Copy each line of the entries that contains the word "text".
===
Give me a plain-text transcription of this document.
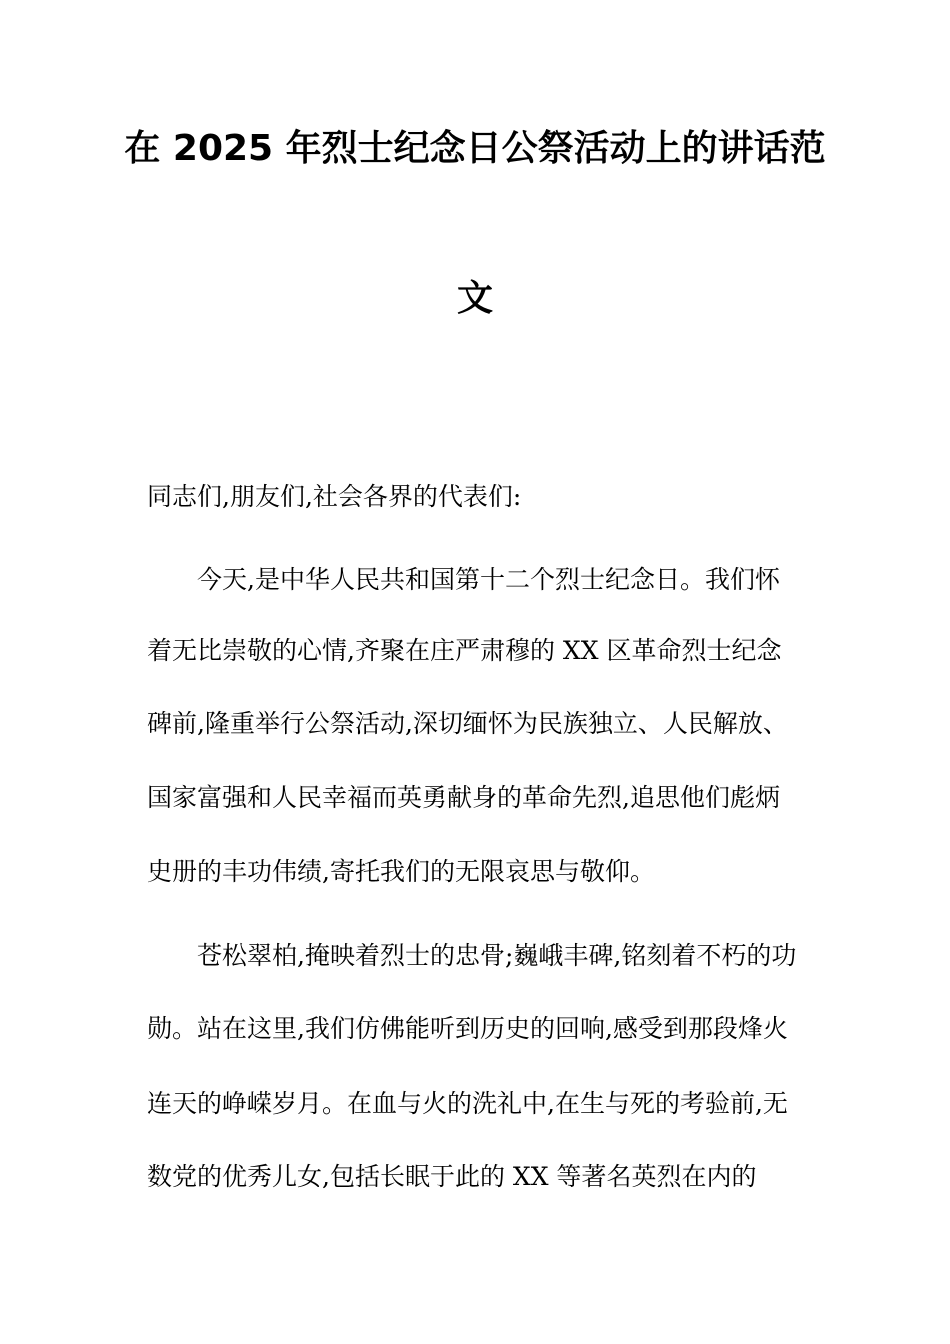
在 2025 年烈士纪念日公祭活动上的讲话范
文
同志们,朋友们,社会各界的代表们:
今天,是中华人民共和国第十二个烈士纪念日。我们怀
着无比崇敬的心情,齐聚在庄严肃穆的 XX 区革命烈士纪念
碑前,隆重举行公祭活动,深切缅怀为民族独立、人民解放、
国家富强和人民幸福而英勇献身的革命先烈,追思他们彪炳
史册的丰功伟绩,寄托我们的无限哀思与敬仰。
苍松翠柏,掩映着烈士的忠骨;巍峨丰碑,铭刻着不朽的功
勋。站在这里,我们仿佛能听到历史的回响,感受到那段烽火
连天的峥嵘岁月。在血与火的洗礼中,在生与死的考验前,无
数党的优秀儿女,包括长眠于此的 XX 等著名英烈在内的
===
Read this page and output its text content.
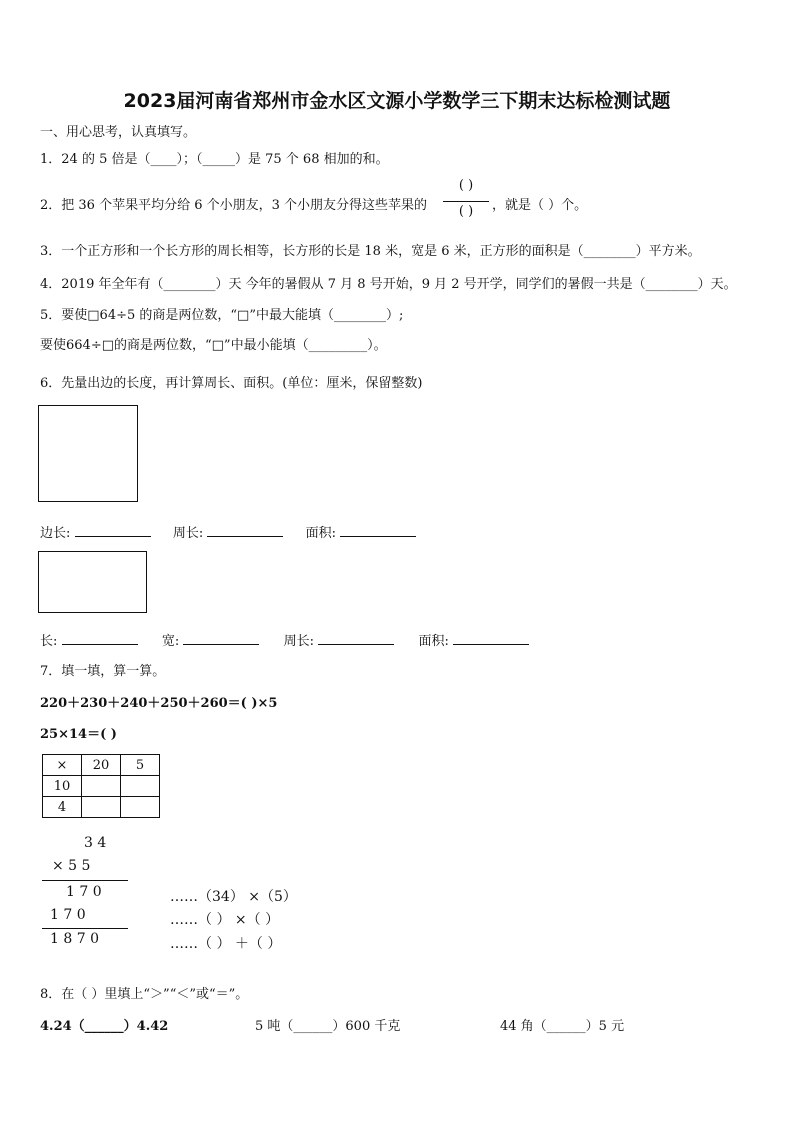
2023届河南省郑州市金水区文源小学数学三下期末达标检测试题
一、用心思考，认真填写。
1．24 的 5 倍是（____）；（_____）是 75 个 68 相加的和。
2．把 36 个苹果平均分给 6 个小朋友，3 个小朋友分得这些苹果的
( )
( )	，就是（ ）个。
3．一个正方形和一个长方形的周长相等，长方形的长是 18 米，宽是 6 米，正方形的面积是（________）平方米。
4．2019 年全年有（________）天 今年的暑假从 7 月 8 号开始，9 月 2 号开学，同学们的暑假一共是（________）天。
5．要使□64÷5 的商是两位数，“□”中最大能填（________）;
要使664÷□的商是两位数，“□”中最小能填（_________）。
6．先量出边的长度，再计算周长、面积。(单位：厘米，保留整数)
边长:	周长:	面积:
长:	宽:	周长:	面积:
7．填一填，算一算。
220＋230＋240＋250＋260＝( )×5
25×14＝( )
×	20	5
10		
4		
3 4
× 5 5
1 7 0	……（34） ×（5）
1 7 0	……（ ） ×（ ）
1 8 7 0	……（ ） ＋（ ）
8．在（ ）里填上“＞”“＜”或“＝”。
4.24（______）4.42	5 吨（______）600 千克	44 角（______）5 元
===
Exercise output:
Give me a plain-text transcription of this document.
Read this page and output its text content.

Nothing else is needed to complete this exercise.